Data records
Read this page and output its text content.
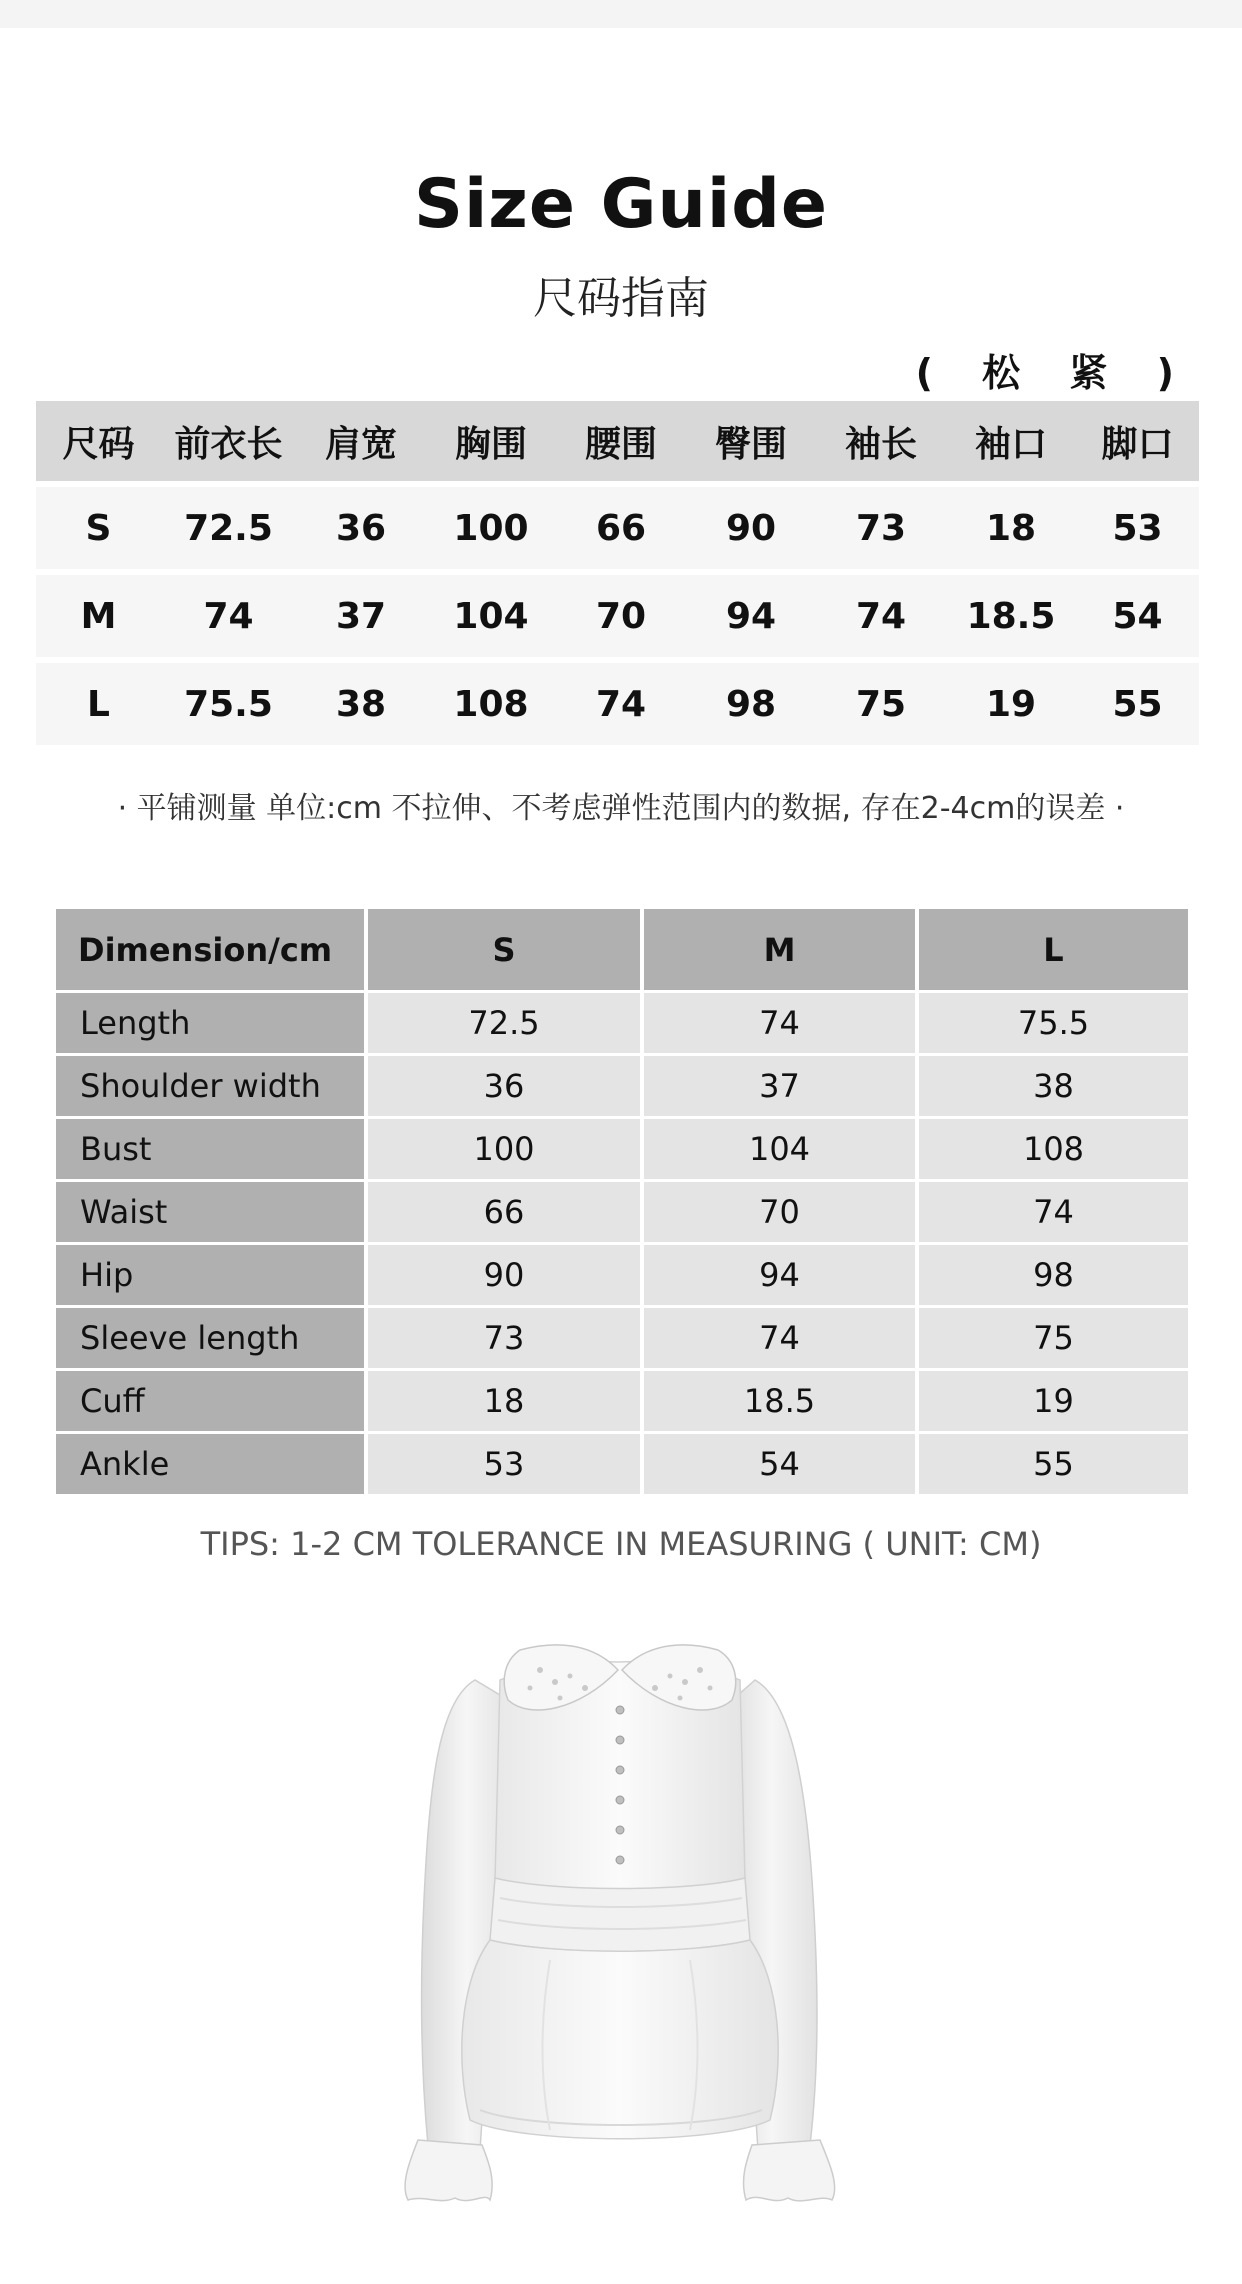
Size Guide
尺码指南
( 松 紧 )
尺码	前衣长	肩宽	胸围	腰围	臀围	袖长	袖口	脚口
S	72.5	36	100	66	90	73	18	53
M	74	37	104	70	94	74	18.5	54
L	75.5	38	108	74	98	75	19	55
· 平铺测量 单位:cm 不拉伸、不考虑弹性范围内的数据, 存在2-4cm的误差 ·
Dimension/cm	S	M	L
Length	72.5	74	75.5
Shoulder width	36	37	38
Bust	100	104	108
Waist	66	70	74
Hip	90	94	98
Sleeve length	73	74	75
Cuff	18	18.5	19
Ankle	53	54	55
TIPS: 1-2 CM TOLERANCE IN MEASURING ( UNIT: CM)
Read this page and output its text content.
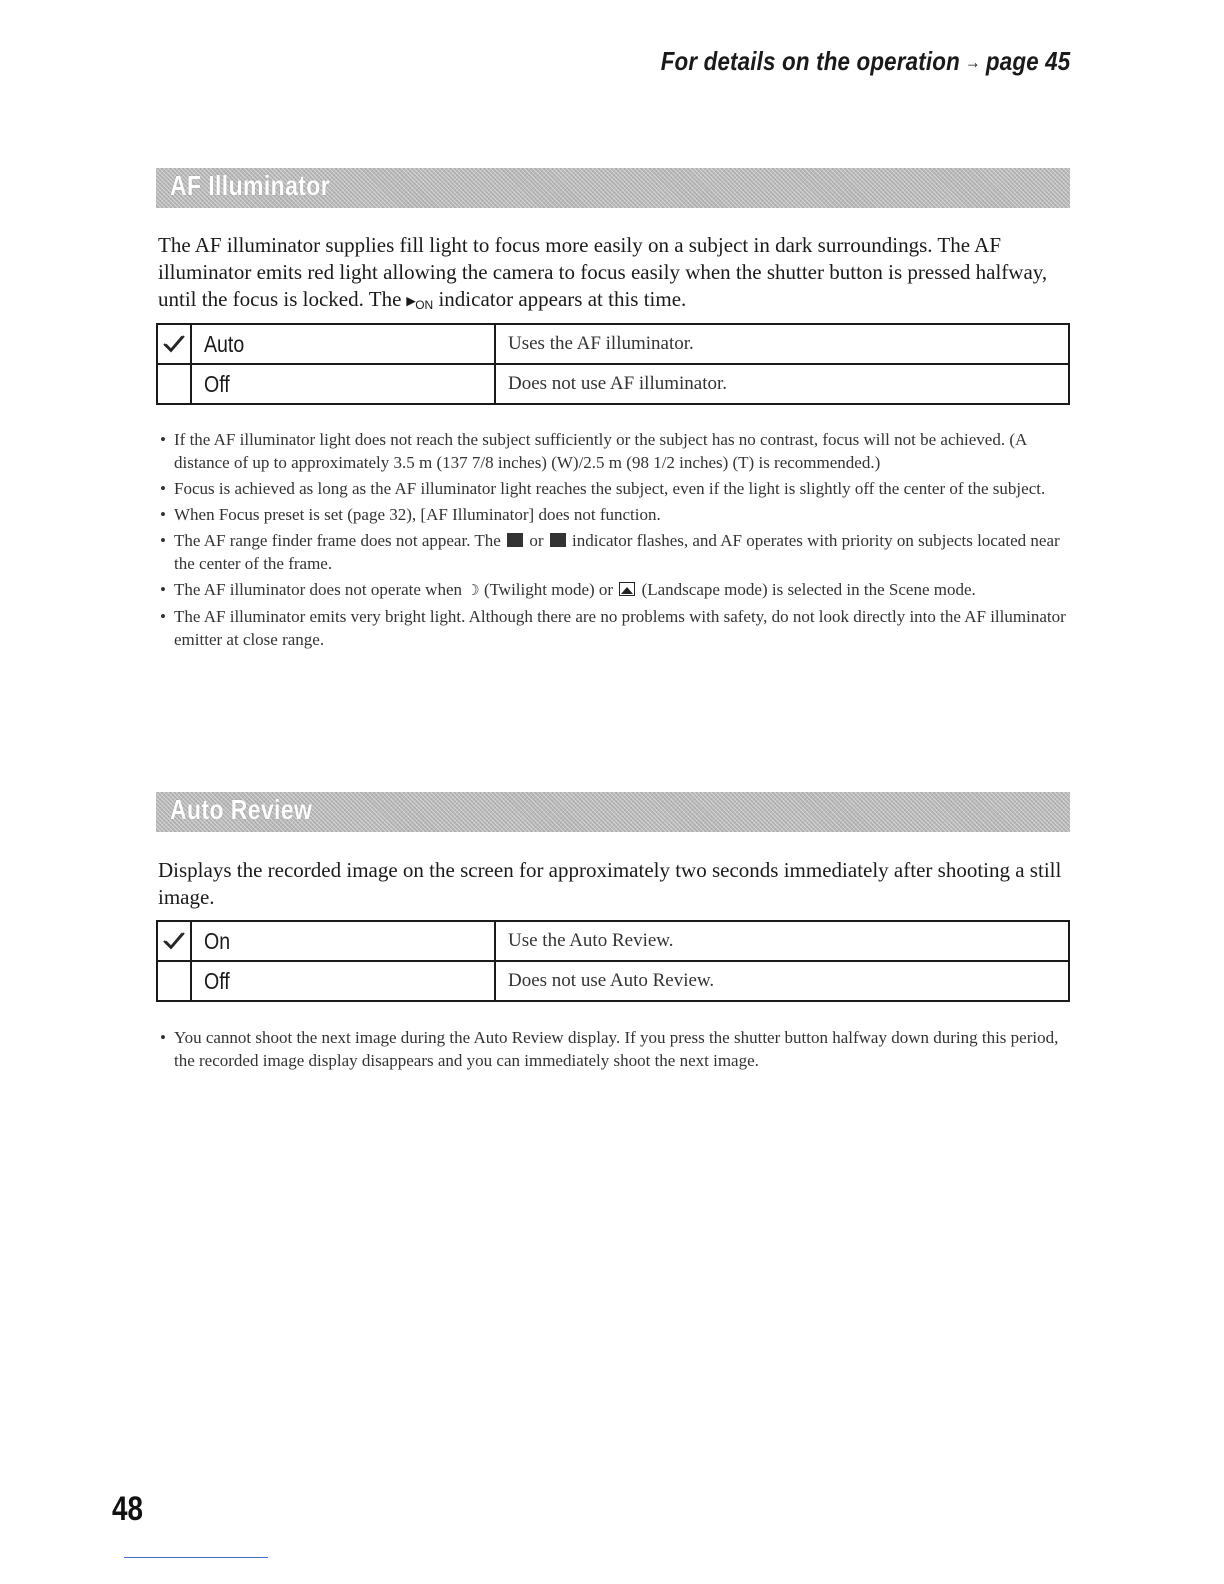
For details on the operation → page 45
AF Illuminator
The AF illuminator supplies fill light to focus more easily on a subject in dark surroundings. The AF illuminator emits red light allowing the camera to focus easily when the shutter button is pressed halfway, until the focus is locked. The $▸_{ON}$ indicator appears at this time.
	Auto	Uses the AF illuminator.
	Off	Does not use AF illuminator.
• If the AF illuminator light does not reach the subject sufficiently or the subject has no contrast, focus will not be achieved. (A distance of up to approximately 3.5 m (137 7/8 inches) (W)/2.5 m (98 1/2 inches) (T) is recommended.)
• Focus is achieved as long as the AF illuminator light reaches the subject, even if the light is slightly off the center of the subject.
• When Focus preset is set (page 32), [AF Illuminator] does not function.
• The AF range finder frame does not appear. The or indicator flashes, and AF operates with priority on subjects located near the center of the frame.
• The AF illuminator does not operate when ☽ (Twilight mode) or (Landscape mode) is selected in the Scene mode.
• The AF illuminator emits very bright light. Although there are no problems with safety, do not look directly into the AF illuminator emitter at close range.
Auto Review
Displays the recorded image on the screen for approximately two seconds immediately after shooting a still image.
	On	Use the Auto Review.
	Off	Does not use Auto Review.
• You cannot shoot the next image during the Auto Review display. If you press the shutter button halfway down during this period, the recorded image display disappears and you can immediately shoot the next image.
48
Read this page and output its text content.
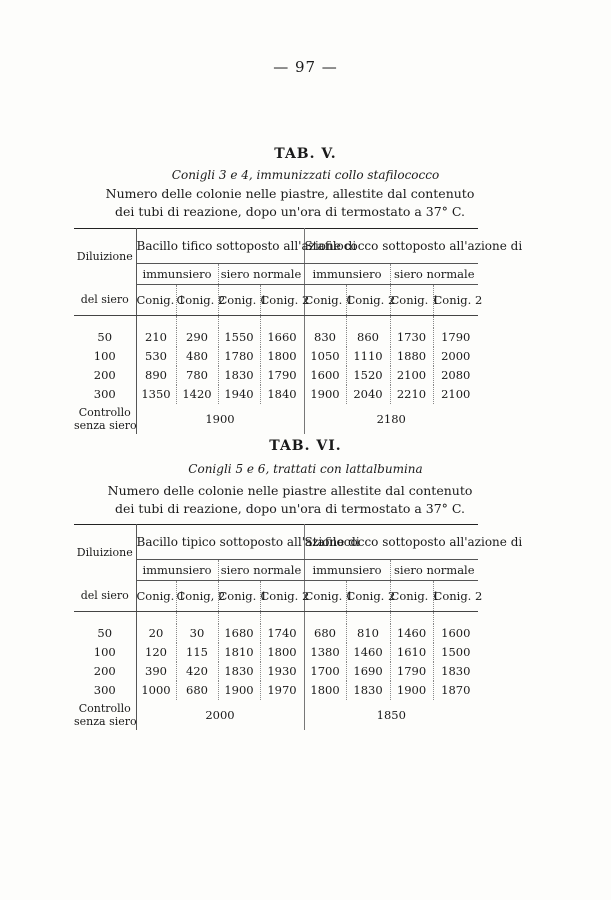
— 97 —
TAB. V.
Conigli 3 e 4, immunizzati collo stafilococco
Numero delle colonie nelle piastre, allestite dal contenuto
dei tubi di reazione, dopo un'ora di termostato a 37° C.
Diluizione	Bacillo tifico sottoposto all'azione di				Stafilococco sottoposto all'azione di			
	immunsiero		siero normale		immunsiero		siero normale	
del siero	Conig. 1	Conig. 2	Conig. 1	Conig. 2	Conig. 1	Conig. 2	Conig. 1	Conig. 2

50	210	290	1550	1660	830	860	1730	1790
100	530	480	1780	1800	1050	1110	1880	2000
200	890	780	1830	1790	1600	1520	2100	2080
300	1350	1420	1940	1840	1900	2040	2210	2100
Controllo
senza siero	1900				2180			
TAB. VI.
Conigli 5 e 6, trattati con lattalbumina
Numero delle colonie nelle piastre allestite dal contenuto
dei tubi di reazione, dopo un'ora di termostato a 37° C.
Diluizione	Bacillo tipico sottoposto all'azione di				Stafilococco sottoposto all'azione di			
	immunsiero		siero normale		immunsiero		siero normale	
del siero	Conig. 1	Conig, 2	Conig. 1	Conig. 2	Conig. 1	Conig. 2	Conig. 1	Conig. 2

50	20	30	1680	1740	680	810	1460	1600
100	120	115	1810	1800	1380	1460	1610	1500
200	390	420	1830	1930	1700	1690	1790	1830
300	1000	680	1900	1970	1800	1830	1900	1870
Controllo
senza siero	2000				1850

What is asked: State how many lines of the records above contain "immediately", with no words besides the number.

Written solution: 2